Dataset excerpt
--- Begin ---
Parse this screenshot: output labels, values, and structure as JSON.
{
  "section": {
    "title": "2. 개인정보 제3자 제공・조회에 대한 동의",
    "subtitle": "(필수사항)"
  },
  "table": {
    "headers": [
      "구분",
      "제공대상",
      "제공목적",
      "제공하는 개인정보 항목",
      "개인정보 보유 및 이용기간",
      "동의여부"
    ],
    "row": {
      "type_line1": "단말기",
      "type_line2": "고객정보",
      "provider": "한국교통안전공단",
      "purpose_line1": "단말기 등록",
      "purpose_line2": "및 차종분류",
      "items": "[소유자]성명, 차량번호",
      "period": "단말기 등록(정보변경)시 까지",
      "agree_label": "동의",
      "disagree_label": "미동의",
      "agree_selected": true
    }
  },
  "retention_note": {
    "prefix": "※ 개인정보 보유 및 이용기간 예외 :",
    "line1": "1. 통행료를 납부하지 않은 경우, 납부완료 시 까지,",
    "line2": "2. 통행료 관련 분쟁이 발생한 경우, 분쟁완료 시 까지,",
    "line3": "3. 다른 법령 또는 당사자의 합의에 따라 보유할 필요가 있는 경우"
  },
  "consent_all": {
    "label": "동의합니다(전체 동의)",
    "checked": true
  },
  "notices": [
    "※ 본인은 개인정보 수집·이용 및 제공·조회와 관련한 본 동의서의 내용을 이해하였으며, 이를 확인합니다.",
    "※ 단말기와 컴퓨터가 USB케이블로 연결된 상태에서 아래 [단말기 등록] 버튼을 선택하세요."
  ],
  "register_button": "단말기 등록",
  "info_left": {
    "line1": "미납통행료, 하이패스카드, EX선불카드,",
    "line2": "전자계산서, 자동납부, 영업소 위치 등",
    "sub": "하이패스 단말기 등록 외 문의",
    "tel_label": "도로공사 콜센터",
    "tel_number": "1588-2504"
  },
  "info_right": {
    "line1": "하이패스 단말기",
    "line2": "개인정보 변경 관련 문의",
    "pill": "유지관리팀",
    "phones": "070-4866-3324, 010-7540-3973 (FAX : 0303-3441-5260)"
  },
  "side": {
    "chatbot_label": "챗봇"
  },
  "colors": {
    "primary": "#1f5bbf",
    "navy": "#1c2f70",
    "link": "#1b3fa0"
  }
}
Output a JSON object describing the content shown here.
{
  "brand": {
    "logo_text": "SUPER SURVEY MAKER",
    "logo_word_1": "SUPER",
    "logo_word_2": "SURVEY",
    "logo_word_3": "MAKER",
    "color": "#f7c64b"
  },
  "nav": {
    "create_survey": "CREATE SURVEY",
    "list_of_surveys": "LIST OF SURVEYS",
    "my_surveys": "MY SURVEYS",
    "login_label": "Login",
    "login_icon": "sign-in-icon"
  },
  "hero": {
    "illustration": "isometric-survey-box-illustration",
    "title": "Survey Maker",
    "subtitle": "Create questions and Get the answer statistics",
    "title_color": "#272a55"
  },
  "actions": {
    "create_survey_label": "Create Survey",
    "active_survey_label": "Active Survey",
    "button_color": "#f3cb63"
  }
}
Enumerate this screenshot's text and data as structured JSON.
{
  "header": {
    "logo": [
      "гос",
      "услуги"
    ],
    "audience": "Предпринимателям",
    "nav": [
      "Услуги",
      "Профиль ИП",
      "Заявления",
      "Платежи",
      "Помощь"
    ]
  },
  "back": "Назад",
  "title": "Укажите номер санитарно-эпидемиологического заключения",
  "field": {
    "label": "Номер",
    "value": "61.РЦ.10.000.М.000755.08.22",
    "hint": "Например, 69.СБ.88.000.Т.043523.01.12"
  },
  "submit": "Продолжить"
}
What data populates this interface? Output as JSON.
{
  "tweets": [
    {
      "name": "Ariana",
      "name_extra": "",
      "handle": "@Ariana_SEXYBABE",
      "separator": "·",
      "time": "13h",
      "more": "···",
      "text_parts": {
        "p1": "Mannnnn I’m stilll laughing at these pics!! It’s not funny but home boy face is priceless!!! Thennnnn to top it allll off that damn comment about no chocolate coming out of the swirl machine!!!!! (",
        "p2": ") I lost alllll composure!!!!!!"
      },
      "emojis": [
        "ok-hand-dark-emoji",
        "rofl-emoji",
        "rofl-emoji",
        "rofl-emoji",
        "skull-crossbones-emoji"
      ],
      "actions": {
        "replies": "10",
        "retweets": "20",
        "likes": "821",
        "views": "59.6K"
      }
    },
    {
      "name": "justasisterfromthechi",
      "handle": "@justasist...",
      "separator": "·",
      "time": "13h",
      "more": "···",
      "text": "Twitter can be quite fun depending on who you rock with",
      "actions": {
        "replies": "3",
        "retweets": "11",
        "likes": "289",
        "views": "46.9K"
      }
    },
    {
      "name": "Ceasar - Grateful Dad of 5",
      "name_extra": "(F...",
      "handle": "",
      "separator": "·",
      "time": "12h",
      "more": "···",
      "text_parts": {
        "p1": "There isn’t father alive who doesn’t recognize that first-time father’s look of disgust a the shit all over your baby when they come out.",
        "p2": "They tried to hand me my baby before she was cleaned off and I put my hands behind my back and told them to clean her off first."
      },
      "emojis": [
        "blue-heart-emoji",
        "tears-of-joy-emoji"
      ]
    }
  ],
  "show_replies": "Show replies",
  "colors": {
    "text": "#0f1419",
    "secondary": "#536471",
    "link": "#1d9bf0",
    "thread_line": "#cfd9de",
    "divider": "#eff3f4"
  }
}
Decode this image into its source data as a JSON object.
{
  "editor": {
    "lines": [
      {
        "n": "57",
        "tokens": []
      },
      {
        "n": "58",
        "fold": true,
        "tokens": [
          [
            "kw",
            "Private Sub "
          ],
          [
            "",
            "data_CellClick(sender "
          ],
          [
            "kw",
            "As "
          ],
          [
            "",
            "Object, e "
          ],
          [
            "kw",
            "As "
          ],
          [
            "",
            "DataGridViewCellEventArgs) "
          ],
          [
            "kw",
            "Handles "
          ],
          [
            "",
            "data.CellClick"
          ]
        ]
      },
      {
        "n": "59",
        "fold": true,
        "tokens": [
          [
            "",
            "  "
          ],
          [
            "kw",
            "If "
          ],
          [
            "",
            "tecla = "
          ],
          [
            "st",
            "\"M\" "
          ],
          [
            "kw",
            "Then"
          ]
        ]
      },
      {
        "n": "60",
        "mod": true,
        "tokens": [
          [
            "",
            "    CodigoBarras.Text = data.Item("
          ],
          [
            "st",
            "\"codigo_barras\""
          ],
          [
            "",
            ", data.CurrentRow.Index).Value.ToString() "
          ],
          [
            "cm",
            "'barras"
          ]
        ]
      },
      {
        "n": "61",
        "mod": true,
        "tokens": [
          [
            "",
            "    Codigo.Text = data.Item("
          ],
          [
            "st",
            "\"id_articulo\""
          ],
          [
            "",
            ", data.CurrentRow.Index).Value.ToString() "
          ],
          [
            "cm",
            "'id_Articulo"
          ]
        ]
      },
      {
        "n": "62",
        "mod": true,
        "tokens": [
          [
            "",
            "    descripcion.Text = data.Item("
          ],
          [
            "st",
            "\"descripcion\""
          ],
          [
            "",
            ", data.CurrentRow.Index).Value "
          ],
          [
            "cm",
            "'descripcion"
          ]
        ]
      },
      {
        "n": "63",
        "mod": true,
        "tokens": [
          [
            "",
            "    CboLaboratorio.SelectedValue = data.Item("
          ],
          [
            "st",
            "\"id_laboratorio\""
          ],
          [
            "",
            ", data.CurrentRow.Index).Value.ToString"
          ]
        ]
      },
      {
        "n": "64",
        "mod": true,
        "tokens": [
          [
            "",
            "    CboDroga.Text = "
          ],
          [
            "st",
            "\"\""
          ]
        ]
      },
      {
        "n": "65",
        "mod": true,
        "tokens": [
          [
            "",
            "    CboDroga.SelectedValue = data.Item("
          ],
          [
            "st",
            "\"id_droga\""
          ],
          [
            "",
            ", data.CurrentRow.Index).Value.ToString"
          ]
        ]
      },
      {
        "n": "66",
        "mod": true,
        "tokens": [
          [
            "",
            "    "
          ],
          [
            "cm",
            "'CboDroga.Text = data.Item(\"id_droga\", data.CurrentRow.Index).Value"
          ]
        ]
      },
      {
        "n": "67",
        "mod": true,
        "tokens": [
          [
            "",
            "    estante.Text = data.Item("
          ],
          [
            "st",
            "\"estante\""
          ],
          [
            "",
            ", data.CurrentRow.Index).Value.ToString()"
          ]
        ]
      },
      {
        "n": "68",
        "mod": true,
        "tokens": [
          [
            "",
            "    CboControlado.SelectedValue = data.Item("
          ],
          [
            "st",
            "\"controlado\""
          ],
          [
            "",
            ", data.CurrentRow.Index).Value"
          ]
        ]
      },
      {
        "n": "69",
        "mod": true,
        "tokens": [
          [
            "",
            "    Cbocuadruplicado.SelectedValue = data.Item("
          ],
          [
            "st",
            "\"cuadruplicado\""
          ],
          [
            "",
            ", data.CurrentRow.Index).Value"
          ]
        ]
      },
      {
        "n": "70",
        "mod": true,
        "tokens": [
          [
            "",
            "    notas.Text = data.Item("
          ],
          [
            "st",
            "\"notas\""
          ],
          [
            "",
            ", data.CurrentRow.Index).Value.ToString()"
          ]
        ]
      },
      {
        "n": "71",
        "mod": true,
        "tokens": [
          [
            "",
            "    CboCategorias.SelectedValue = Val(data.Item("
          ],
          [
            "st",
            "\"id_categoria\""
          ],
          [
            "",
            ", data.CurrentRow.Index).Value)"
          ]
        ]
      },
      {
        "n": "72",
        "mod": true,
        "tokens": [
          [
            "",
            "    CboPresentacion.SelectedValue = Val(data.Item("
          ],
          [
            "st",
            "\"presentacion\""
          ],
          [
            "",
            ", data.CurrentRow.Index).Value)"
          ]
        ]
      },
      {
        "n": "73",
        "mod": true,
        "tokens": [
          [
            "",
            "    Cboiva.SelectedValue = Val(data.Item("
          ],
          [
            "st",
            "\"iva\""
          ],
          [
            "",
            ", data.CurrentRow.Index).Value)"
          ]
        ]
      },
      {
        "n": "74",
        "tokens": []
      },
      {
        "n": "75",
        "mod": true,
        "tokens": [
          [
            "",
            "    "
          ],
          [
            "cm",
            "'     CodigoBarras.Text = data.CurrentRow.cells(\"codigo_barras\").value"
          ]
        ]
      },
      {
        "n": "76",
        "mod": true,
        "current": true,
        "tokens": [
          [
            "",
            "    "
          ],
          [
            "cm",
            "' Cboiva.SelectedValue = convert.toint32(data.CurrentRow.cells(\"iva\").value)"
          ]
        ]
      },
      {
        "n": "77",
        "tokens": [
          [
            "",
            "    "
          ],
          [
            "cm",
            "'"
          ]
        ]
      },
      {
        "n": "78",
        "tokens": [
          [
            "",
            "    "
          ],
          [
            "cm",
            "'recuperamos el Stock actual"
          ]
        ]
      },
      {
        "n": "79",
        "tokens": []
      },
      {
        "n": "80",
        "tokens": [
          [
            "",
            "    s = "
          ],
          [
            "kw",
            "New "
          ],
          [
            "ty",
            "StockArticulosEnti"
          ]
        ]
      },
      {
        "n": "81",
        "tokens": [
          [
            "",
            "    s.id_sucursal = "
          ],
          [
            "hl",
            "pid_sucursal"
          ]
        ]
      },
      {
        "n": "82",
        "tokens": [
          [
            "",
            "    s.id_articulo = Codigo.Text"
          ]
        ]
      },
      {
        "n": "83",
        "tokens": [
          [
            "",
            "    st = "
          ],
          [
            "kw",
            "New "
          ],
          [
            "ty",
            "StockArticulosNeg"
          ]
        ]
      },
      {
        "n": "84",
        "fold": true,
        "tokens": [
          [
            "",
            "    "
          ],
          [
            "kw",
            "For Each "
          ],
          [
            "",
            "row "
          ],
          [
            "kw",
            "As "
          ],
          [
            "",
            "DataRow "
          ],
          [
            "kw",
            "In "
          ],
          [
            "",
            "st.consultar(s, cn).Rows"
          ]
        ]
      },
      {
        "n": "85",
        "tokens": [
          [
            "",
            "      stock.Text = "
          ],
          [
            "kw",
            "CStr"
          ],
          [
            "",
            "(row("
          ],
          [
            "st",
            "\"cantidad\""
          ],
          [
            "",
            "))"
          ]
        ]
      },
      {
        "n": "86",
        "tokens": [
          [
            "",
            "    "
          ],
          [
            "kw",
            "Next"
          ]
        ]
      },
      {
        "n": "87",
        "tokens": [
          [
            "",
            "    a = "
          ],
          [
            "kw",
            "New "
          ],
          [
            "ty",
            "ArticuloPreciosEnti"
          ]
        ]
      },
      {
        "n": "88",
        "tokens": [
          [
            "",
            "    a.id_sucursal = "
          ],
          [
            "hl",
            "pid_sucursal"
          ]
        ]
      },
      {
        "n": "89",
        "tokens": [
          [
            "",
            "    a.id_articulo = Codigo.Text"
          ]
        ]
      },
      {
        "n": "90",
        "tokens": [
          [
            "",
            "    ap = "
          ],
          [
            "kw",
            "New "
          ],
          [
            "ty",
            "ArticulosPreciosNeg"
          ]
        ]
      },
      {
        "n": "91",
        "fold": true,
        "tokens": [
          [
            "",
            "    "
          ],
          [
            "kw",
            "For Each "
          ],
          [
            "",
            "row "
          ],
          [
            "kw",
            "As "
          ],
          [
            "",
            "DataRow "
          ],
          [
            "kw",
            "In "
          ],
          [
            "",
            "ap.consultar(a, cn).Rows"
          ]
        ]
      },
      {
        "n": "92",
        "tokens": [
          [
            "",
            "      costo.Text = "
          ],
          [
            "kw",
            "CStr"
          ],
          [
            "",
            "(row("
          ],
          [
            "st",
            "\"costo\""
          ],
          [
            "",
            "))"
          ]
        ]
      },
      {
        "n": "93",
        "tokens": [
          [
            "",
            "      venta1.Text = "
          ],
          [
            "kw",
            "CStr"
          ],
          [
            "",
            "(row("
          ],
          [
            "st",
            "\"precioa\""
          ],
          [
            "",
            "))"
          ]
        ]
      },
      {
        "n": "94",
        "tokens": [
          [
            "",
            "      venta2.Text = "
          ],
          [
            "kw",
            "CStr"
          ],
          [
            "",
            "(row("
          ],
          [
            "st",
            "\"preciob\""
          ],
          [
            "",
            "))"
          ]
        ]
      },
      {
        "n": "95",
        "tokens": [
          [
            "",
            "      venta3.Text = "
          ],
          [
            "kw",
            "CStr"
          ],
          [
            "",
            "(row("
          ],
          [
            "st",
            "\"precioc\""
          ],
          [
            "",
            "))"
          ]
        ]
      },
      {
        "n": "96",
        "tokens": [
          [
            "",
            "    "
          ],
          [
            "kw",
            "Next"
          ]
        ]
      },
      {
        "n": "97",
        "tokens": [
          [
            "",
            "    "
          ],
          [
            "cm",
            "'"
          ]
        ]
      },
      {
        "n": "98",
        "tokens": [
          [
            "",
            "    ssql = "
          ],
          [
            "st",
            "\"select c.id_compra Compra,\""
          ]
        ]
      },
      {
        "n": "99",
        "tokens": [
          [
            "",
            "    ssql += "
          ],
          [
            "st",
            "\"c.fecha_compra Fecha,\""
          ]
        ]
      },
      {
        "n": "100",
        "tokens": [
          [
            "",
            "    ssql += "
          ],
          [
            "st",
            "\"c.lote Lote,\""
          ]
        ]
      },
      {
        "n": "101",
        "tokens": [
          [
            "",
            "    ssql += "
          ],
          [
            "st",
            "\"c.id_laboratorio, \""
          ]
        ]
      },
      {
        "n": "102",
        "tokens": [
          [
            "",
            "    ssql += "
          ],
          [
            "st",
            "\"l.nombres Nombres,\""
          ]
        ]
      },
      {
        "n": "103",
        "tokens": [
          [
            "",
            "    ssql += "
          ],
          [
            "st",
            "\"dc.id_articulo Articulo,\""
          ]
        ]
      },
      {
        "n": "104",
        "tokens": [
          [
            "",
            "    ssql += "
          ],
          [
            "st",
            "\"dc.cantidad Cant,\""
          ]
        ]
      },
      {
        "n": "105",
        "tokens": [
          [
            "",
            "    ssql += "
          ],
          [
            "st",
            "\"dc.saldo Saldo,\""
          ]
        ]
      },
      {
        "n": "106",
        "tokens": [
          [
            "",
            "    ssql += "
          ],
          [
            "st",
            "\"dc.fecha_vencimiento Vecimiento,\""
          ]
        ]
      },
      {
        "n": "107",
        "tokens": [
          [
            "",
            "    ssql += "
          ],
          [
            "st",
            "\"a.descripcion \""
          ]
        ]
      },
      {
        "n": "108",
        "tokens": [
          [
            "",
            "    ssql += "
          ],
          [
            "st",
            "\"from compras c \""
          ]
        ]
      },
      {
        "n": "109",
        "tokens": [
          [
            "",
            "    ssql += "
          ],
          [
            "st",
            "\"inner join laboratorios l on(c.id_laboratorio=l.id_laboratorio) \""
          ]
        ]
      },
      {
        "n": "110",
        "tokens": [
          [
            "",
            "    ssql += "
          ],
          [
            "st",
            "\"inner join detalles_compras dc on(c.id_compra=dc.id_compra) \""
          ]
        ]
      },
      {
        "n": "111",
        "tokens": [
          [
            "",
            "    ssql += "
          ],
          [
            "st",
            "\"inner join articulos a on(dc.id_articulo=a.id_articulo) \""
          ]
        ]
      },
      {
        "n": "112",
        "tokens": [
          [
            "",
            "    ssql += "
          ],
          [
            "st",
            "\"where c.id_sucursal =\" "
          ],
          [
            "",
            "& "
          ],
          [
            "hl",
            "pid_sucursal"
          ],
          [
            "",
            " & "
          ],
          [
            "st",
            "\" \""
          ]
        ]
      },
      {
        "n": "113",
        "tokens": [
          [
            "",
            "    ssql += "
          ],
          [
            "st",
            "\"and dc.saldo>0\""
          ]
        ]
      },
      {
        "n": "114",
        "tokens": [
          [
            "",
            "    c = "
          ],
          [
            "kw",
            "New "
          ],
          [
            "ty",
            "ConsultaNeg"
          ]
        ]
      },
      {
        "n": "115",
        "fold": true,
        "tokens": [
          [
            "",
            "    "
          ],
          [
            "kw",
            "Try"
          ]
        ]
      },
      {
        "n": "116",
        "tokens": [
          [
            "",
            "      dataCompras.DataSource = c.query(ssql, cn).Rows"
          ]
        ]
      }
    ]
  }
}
--- End ---
WHAT YOU ARE ASKED TO DO: From the entries above, select each line containing the string "SURVEYS".

SOLUTION TO THIS TASK:
    "list_of_surveys": "LIST OF SURVEYS",
    "my_surveys": "MY SURVEYS",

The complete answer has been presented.